--- RECORDS TO USE ---

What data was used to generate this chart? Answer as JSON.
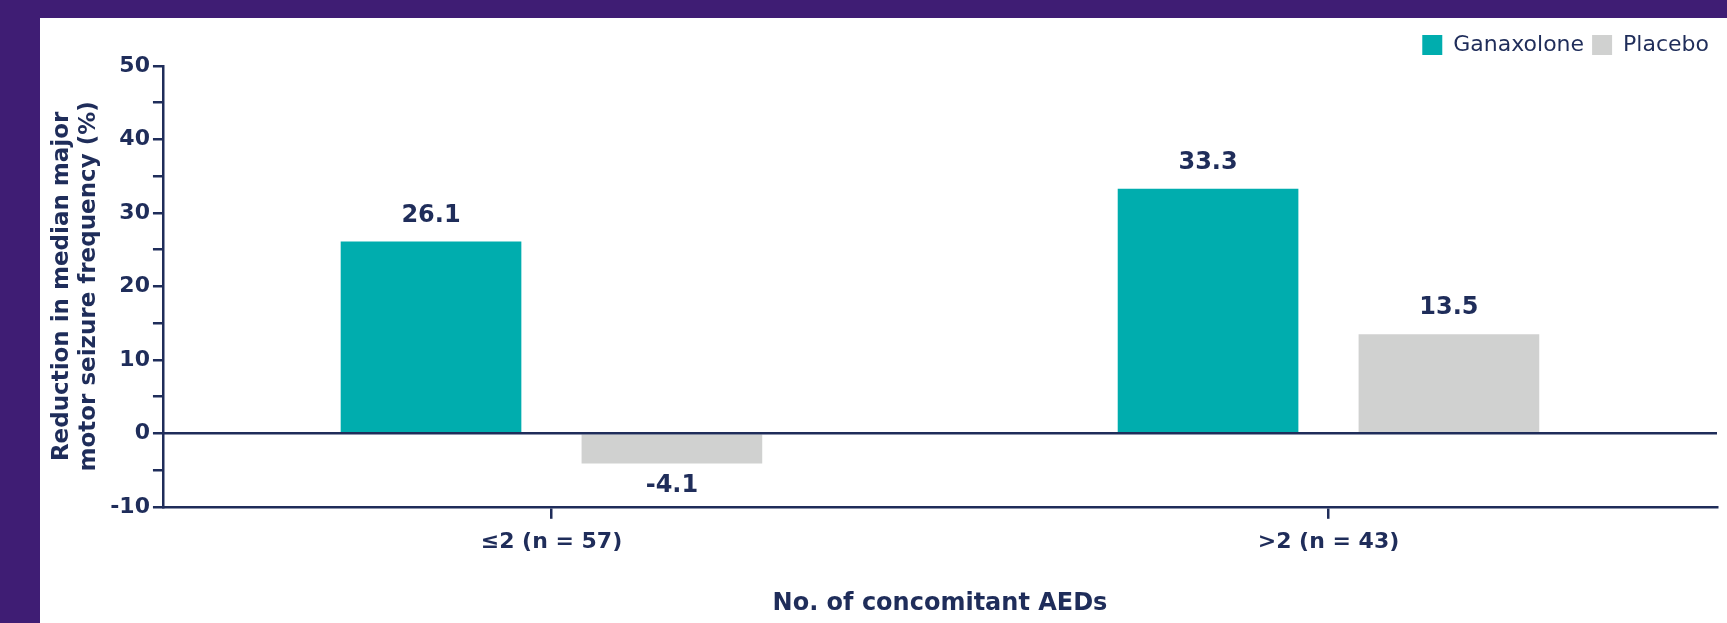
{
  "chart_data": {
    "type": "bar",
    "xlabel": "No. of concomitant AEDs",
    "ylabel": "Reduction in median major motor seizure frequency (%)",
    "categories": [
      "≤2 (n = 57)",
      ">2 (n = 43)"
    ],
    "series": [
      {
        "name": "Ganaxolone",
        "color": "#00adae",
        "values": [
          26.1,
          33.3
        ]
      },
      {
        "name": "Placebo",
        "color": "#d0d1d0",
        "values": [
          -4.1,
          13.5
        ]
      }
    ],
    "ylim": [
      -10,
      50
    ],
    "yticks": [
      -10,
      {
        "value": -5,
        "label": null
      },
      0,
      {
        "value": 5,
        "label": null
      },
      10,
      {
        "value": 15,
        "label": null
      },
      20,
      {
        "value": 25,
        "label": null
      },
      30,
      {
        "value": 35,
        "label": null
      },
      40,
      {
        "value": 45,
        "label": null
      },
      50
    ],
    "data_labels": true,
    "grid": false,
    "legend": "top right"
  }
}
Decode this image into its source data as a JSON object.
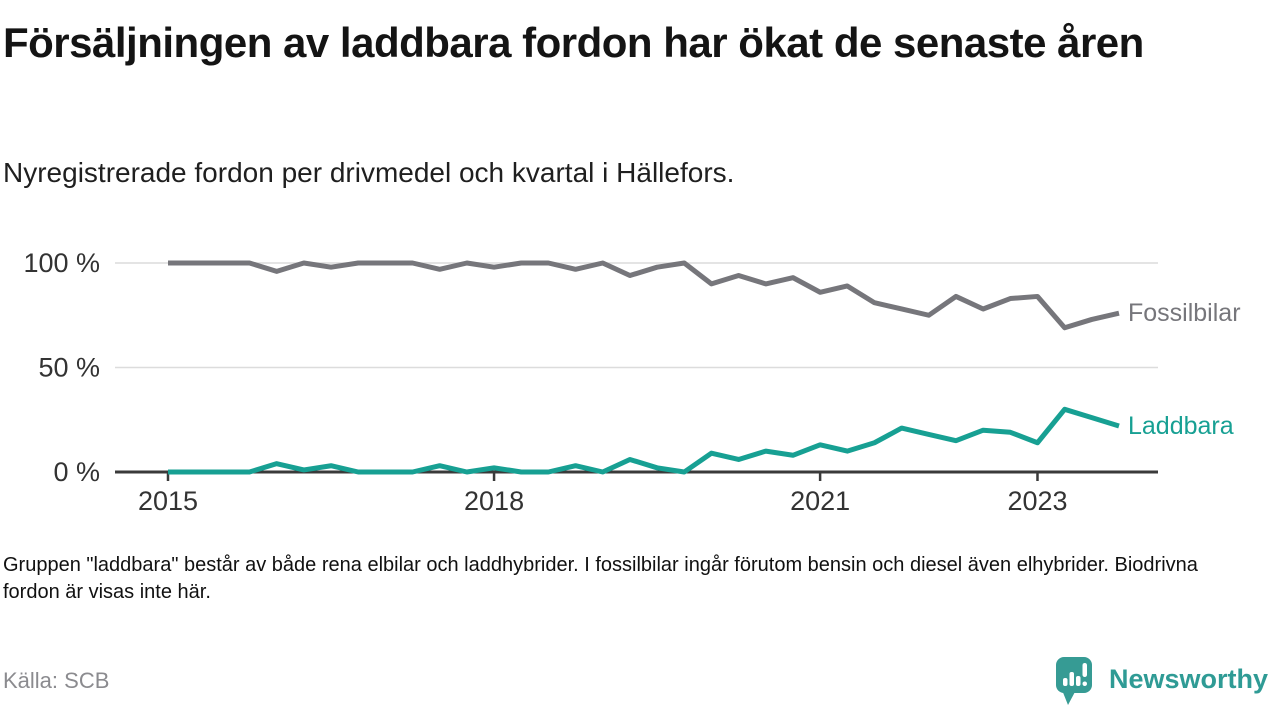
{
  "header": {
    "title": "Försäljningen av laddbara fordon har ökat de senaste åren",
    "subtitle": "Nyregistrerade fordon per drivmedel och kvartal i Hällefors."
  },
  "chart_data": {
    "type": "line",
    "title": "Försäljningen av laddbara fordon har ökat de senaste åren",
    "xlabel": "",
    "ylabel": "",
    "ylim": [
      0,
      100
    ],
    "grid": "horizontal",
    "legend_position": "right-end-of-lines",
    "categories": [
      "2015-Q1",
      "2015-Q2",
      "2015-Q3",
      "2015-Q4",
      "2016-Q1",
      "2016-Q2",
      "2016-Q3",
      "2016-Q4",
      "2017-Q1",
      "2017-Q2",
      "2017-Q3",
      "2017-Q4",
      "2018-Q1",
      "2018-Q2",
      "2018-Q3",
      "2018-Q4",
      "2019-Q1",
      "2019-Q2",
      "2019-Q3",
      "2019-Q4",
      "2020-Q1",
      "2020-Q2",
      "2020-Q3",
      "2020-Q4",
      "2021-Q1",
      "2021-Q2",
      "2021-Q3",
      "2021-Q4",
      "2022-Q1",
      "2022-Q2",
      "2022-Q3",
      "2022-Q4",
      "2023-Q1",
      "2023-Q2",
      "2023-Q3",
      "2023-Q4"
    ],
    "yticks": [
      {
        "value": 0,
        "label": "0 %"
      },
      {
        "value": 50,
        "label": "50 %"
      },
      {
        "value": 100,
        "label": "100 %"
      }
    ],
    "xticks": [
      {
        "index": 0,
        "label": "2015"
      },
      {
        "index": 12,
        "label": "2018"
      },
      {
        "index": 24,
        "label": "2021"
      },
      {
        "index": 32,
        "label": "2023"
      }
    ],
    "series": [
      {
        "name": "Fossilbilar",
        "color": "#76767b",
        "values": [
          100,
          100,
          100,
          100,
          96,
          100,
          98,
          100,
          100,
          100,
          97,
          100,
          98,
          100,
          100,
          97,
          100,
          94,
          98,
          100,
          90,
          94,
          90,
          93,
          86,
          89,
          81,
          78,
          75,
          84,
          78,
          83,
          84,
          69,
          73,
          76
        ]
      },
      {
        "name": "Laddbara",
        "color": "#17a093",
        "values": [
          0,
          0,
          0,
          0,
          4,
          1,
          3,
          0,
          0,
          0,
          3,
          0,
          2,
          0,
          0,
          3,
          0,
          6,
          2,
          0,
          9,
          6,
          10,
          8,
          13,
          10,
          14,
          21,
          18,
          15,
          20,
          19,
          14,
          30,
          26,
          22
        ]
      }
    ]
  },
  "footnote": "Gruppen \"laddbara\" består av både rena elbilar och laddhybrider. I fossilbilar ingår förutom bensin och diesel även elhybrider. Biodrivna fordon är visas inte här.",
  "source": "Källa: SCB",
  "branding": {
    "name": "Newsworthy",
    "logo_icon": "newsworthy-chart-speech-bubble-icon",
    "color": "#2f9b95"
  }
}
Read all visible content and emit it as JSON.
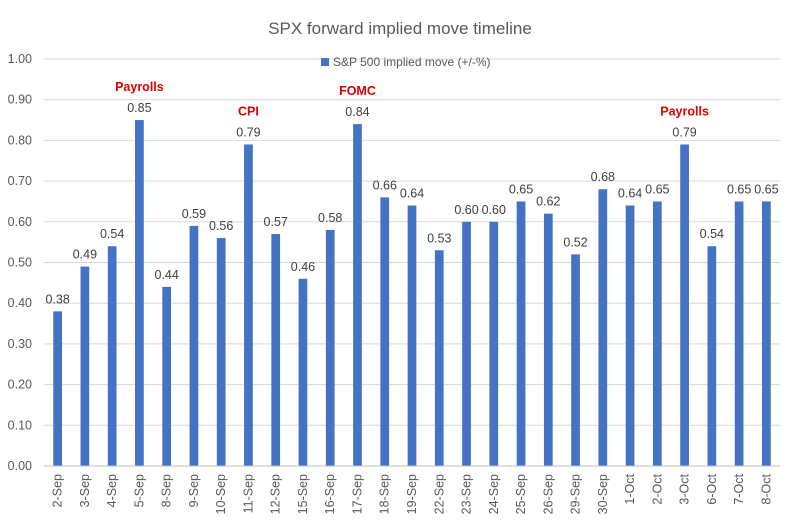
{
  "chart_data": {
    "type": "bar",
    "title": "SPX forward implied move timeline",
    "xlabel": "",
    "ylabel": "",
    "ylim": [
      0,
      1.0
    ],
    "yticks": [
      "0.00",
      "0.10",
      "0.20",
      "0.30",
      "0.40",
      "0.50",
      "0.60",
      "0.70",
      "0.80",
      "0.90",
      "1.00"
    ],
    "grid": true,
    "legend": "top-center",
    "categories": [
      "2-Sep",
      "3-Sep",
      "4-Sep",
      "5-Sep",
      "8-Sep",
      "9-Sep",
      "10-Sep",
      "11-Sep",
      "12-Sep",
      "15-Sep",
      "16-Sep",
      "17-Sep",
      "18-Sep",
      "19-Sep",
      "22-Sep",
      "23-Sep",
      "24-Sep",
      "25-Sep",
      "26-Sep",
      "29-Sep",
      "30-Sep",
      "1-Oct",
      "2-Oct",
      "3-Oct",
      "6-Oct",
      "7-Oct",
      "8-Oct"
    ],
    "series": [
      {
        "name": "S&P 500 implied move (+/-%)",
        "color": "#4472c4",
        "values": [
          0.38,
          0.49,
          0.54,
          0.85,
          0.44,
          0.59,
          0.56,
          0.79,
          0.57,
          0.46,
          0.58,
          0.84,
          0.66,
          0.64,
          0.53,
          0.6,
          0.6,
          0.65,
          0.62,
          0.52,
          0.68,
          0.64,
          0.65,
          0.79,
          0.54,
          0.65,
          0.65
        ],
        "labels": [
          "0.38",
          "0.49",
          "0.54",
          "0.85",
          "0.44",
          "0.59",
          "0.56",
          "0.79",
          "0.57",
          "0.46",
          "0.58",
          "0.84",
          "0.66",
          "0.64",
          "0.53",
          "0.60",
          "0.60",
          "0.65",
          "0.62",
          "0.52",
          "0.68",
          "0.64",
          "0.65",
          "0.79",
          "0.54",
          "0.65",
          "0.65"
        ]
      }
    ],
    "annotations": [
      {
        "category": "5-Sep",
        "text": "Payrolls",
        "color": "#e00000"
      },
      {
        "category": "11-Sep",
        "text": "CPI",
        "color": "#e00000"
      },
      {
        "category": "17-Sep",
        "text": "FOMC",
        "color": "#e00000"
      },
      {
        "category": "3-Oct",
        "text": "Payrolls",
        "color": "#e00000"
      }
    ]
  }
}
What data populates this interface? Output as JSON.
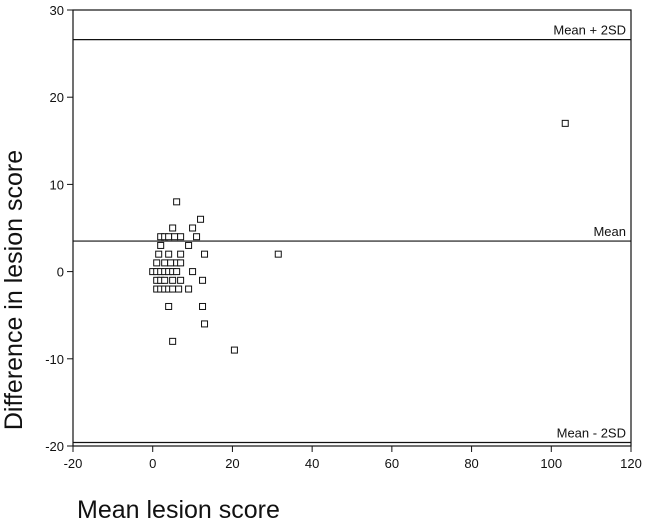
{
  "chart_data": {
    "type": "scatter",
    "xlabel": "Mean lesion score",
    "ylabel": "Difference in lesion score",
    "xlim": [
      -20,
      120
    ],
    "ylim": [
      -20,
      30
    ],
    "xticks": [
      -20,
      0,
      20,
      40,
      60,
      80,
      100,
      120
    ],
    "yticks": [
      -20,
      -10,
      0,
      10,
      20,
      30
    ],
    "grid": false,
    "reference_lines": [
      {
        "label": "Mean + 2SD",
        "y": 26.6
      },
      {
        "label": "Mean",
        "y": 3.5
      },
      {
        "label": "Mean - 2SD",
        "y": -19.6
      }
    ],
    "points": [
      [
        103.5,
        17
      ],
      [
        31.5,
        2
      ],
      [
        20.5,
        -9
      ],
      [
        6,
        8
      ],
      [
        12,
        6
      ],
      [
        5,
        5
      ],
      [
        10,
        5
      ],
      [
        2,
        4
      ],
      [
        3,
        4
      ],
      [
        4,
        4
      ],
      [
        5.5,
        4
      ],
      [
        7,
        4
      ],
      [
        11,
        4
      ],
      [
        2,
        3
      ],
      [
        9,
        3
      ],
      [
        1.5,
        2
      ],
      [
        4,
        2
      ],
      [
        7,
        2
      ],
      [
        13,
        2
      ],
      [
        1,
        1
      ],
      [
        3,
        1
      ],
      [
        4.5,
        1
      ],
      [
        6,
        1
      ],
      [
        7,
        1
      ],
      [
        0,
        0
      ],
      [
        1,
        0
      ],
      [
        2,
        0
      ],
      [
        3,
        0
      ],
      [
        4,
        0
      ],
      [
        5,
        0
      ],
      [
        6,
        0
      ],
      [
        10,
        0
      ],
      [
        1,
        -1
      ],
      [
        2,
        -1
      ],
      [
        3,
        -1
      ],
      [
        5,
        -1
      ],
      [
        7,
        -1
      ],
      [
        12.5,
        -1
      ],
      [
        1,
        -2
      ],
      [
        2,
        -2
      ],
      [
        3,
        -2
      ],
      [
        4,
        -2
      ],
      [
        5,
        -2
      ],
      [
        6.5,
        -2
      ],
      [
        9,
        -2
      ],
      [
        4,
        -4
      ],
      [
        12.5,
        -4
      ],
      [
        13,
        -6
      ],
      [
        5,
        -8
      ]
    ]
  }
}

---

• SET PROBLEM: Copy every line of the listing where the word "type" appears.

• EXERCISE RESPONSE:
    "type": "bar",
    "type": "line",
    "type": "bar",
    "type": "scatter",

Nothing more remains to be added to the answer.